Problem to solve = Retype the material below. Keep every word exactly as it is.

****

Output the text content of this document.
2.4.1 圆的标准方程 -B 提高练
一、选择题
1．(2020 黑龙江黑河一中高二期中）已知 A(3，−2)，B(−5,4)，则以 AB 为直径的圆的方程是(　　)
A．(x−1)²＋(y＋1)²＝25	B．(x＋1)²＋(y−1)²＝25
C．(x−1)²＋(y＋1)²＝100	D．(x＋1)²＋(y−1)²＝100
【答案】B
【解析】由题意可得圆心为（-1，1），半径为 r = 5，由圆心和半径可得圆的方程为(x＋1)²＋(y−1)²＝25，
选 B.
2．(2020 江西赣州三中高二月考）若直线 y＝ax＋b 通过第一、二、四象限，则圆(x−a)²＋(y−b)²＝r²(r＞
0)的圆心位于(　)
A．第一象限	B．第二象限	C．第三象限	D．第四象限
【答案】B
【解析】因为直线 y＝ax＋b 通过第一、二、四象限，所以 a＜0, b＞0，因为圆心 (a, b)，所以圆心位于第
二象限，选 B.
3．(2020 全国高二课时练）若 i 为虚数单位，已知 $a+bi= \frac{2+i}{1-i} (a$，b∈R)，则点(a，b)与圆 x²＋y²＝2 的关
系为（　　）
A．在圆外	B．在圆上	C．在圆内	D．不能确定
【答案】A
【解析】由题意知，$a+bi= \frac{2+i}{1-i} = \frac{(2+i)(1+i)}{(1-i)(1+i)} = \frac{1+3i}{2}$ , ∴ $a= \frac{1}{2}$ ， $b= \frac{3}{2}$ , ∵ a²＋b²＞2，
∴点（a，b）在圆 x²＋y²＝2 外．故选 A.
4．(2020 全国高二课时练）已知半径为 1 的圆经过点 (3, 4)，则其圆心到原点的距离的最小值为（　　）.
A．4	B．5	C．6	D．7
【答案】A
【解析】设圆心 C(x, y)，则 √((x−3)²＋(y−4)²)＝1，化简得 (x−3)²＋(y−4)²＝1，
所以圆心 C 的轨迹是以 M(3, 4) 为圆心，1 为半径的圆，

****

Task response =
Output the text content of this document.
2.4.1 圆的标准方程 -B 提高练
一、选择题
1．(2020 黑龙江黑河一中高二期中）已知 A(3，−2)，B(−5,4)，则以 AB 为直径的圆的方程是(　　)
A．(x−1)²＋(y＋1)²＝25	B．(x＋1)²＋(y−1)²＝25
C．(x−1)²＋(y＋1)²＝100	D．(x＋1)²＋(y−1)²＝100
【答案】B
【解析】由题意可得圆心为（-1，1），半径为 r = 5，由圆心和半径可得圆的方程为(x＋1)²＋(y−1)²＝25，
选 B.
2．(2020 江西赣州三中高二月考）若直线 y＝ax＋b 通过第一、二、四象限，则圆(x−a)²＋(y−b)²＝r²(r＞
0)的圆心位于(　)
A．第一象限	B．第二象限	C．第三象限	D．第四象限
【答案】B
【解析】因为直线 y＝ax＋b 通过第一、二、四象限，所以 a＜0, b＞0，因为圆心 (a, b)，所以圆心位于第
二象限，选 B.
3．(2020 全国高二课时练）若 i 为虚数单位，已知 $a+bi= \frac{2+i}{1-i} (a$，b∈R)，则点(a，b)与圆 x²＋y²＝2 的关
系为（　　）
A．在圆外	B．在圆上	C．在圆内	D．不能确定
【答案】A
【解析】由题意知，$a+bi= \frac{2+i}{1-i} = \frac{(2+i)(1+i)}{(1-i)(1+i)} = \frac{1+3i}{2}$ , ∴ $a= \frac{1}{2}$ ， $b= \frac{3}{2}$ , ∵ a²＋b²＞2，
∴点（a，b）在圆 x²＋y²＝2 外．故选 A.
4．(2020 全国高二课时练）已知半径为 1 的圆经过点 (3, 4)，则其圆心到原点的距离的最小值为（　　）.
A．4	B．5	C．6	D．7
【答案】A
【解析】设圆心 C(x, y)，则 √((x−3)²＋(y−4)²)＝1，化简得 (x−3)²＋(y−4)²＝1，
所以圆心 C 的轨迹是以 M(3, 4) 为圆心，1 为半径的圆，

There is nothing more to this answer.